**Provided entries**.
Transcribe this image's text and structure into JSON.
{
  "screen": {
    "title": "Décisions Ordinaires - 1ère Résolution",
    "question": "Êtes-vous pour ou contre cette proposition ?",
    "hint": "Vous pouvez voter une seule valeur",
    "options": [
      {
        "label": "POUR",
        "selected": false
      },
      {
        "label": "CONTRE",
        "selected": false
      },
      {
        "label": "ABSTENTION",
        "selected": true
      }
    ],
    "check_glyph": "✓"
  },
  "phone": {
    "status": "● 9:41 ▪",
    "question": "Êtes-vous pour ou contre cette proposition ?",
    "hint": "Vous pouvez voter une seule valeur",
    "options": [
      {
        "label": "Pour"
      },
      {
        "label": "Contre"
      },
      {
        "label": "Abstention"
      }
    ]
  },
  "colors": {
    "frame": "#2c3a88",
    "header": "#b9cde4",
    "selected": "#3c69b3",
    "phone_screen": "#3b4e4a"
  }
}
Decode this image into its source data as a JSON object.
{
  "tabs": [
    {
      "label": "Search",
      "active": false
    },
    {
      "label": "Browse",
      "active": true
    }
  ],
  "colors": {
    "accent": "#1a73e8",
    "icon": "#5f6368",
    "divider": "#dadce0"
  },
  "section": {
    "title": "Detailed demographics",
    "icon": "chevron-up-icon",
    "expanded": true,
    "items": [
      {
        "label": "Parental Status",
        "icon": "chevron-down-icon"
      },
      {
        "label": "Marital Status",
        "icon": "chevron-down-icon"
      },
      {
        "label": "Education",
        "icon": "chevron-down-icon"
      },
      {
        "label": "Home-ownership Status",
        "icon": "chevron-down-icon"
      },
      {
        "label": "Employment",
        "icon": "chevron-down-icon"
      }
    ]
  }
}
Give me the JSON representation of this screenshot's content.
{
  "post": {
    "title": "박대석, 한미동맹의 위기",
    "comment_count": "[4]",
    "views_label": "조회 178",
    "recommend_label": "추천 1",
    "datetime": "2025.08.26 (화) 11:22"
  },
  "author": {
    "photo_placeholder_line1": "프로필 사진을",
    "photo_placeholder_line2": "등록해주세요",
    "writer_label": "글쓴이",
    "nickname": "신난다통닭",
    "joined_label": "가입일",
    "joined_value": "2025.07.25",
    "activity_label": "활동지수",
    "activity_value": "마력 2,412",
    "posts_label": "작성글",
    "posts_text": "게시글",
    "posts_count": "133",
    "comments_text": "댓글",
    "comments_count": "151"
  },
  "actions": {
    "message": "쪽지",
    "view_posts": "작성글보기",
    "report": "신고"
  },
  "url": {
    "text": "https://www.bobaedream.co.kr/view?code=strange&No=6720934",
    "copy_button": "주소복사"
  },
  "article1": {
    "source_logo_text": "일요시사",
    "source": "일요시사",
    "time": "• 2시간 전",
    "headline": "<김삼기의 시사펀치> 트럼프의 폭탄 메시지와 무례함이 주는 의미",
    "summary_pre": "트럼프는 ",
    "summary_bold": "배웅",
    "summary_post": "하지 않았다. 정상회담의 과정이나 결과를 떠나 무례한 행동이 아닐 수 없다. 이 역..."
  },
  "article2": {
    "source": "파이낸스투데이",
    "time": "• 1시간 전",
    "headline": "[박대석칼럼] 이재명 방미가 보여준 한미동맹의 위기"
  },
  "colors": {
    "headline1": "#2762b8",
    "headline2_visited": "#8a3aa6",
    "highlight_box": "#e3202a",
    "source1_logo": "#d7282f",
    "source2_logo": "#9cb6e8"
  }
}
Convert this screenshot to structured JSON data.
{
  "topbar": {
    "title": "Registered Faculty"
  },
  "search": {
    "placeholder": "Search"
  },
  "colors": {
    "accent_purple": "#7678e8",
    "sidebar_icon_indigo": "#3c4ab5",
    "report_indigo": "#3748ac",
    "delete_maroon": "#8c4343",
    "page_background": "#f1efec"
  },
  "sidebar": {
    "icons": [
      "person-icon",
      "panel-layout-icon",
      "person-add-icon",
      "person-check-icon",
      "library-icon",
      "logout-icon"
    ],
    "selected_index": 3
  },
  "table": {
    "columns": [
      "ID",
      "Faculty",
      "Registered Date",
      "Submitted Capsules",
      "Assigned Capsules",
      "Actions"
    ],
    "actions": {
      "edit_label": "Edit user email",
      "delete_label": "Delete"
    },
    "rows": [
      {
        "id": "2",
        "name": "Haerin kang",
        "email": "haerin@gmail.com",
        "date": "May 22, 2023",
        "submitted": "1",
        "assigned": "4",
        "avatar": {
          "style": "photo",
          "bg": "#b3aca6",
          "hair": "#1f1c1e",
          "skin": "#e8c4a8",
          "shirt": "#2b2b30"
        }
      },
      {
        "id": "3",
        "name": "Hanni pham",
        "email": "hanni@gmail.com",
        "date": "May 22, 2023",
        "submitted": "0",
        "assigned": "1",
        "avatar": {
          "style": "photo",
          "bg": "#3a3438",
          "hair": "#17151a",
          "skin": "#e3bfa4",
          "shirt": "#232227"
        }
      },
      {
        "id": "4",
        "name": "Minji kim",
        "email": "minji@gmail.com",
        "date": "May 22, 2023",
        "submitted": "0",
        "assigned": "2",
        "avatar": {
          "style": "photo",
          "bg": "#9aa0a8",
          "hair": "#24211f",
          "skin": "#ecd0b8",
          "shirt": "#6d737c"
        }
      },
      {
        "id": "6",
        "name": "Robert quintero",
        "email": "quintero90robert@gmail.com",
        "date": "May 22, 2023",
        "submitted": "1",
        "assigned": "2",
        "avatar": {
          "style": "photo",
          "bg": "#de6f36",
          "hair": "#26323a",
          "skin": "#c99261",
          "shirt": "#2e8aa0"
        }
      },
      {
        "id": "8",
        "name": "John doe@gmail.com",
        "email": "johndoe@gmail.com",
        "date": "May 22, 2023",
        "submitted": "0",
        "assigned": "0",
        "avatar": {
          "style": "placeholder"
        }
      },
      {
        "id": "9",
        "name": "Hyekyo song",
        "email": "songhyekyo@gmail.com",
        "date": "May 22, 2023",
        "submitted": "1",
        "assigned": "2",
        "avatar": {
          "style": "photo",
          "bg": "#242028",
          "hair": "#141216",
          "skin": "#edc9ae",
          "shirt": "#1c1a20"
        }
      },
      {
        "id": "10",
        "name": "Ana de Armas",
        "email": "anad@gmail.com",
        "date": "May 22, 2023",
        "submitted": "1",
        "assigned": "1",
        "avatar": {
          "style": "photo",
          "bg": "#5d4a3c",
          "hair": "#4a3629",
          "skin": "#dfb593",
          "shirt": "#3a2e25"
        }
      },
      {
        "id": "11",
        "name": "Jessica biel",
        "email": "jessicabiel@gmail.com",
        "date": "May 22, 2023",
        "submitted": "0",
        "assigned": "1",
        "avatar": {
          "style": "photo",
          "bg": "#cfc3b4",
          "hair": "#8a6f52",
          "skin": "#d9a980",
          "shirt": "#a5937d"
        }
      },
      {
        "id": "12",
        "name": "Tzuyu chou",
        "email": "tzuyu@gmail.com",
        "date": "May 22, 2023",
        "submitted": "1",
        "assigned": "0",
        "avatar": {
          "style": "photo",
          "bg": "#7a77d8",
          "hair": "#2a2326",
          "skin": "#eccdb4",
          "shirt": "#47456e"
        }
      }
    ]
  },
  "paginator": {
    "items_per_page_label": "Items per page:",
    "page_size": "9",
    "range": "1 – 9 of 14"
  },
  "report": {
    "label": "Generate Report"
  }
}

**What the task asks**. Give all the records again. Match them exactly.

**Solution to the problem**.
Transcribe this image's text and structure into JSON.
{
  "screen": {
    "title": "Décisions Ordinaires - 1ère Résolution",
    "question": "Êtes-vous pour ou contre cette proposition ?",
    "hint": "Vous pouvez voter une seule valeur",
    "options": [
      {
        "label": "POUR",
        "selected": false
      },
      {
        "label": "CONTRE",
        "selected": false
      },
      {
        "label": "ABSTENTION",
        "selected": true
      }
    ],
    "check_glyph": "✓"
  },
  "phone": {
    "status": "● 9:41 ▪",
    "question": "Êtes-vous pour ou contre cette proposition ?",
    "hint": "Vous pouvez voter une seule valeur",
    "options": [
      {
        "label": "Pour"
      },
      {
        "label": "Contre"
      },
      {
        "label": "Abstention"
      }
    ]
  },
  "colors": {
    "frame": "#2c3a88",
    "header": "#b9cde4",
    "selected": "#3c69b3",
    "phone_screen": "#3b4e4a"
  }
}
Decode this image into its source data as a JSON object.
{
  "tabs": [
    {
      "label": "Search",
      "active": false
    },
    {
      "label": "Browse",
      "active": true
    }
  ],
  "colors": {
    "accent": "#1a73e8",
    "icon": "#5f6368",
    "divider": "#dadce0"
  },
  "section": {
    "title": "Detailed demographics",
    "icon": "chevron-up-icon",
    "expanded": true,
    "items": [
      {
        "label": "Parental Status",
        "icon": "chevron-down-icon"
      },
      {
        "label": "Marital Status",
        "icon": "chevron-down-icon"
      },
      {
        "label": "Education",
        "icon": "chevron-down-icon"
      },
      {
        "label": "Home-ownership Status",
        "icon": "chevron-down-icon"
      },
      {
        "label": "Employment",
        "icon": "chevron-down-icon"
      }
    ]
  }
}
Give me the JSON representation of this screenshot's content.
{
  "post": {
    "title": "박대석, 한미동맹의 위기",
    "comment_count": "[4]",
    "views_label": "조회 178",
    "recommend_label": "추천 1",
    "datetime": "2025.08.26 (화) 11:22"
  },
  "author": {
    "photo_placeholder_line1": "프로필 사진을",
    "photo_placeholder_line2": "등록해주세요",
    "writer_label": "글쓴이",
    "nickname": "신난다통닭",
    "joined_label": "가입일",
    "joined_value": "2025.07.25",
    "activity_label": "활동지수",
    "activity_value": "마력 2,412",
    "posts_label": "작성글",
    "posts_text": "게시글",
    "posts_count": "133",
    "comments_text": "댓글",
    "comments_count": "151"
  },
  "actions": {
    "message": "쪽지",
    "view_posts": "작성글보기",
    "report": "신고"
  },
  "url": {
    "text": "https://www.bobaedream.co.kr/view?code=strange&No=6720934",
    "copy_button": "주소복사"
  },
  "article1": {
    "source_logo_text": "일요시사",
    "source": "일요시사",
    "time": "• 2시간 전",
    "headline": "<김삼기의 시사펀치> 트럼프의 폭탄 메시지와 무례함이 주는 의미",
    "summary_pre": "트럼프는 ",
    "summary_bold": "배웅",
    "summary_post": "하지 않았다. 정상회담의 과정이나 결과를 떠나 무례한 행동이 아닐 수 없다. 이 역..."
  },
  "article2": {
    "source": "파이낸스투데이",
    "time": "• 1시간 전",
    "headline": "[박대석칼럼] 이재명 방미가 보여준 한미동맹의 위기"
  },
  "colors": {
    "headline1": "#2762b8",
    "headline2_visited": "#8a3aa6",
    "highlight_box": "#e3202a",
    "source1_logo": "#d7282f",
    "source2_logo": "#9cb6e8"
  }
}
Convert this screenshot to structured JSON data.
{
  "topbar": {
    "title": "Registered Faculty"
  },
  "search": {
    "placeholder": "Search"
  },
  "colors": {
    "accent_purple": "#7678e8",
    "sidebar_icon_indigo": "#3c4ab5",
    "report_indigo": "#3748ac",
    "delete_maroon": "#8c4343",
    "page_background": "#f1efec"
  },
  "sidebar": {
    "icons": [
      "person-icon",
      "panel-layout-icon",
      "person-add-icon",
      "person-check-icon",
      "library-icon",
      "logout-icon"
    ],
    "selected_index": 3
  },
  "table": {
    "columns": [
      "ID",
      "Faculty",
      "Registered Date",
      "Submitted Capsules",
      "Assigned Capsules",
      "Actions"
    ],
    "actions": {
      "edit_label": "Edit user email",
      "delete_label": "Delete"
    },
    "rows": [
      {
        "id": "2",
        "name": "Haerin kang",
        "email": "haerin@gmail.com",
        "date": "May 22, 2023",
        "submitted": "1",
        "assigned": "4",
        "avatar": {
          "style": "photo",
          "bg": "#b3aca6",
          "hair": "#1f1c1e",
          "skin": "#e8c4a8",
          "shirt": "#2b2b30"
        }
      },
      {
        "id": "3",
        "name": "Hanni pham",
        "email": "hanni@gmail.com",
        "date": "May 22, 2023",
        "submitted": "0",
        "assigned": "1",
        "avatar": {
          "style": "photo",
          "bg": "#3a3438",
          "hair": "#17151a",
          "skin": "#e3bfa4",
          "shirt": "#232227"
        }
      },
      {
        "id": "4",
        "name": "Minji kim",
        "email": "minji@gmail.com",
        "date": "May 22, 2023",
        "submitted": "0",
        "assigned": "2",
        "avatar": {
          "style": "photo",
          "bg": "#9aa0a8",
          "hair": "#24211f",
          "skin": "#ecd0b8",
          "shirt": "#6d737c"
        }
      },
      {
        "id": "6",
        "name": "Robert quintero",
        "email": "quintero90robert@gmail.com",
        "date": "May 22, 2023",
        "submitted": "1",
        "assigned": "2",
        "avatar": {
          "style": "photo",
          "bg": "#de6f36",
          "hair": "#26323a",
          "skin": "#c99261",
          "shirt": "#2e8aa0"
        }
      },
      {
        "id": "8",
        "name": "John doe@gmail.com",
        "email": "johndoe@gmail.com",
        "date": "May 22, 2023",
        "submitted": "0",
        "assigned": "0",
        "avatar": {
          "style": "placeholder"
        }
      },
      {
        "id": "9",
        "name": "Hyekyo song",
        "email": "songhyekyo@gmail.com",
        "date": "May 22, 2023",
        "submitted": "1",
        "assigned": "2",
        "avatar": {
          "style": "photo",
          "bg": "#242028",
          "hair": "#141216",
          "skin": "#edc9ae",
          "shirt": "#1c1a20"
        }
      },
      {
        "id": "10",
        "name": "Ana de Armas",
        "email": "anad@gmail.com",
        "date": "May 22, 2023",
        "submitted": "1",
        "assigned": "1",
        "avatar": {
          "style": "photo",
          "bg": "#5d4a3c",
          "hair": "#4a3629",
          "skin": "#dfb593",
          "shirt": "#3a2e25"
        }
      },
      {
        "id": "11",
        "name": "Jessica biel",
        "email": "jessicabiel@gmail.com",
        "date": "May 22, 2023",
        "submitted": "0",
        "assigned": "1",
        "avatar": {
          "style": "photo",
          "bg": "#cfc3b4",
          "hair": "#8a6f52",
          "skin": "#d9a980",
          "shirt": "#a5937d"
        }
      },
      {
        "id": "12",
        "name": "Tzuyu chou",
        "email": "tzuyu@gmail.com",
        "date": "May 22, 2023",
        "submitted": "1",
        "assigned": "0",
        "avatar": {
          "style": "photo",
          "bg": "#7a77d8",
          "hair": "#2a2326",
          "skin": "#eccdb4",
          "shirt": "#47456e"
        }
      }
    ]
  },
  "paginator": {
    "items_per_page_label": "Items per page:",
    "page_size": "9",
    "range": "1 – 9 of 14"
  },
  "report": {
    "label": "Generate Report"
  }
}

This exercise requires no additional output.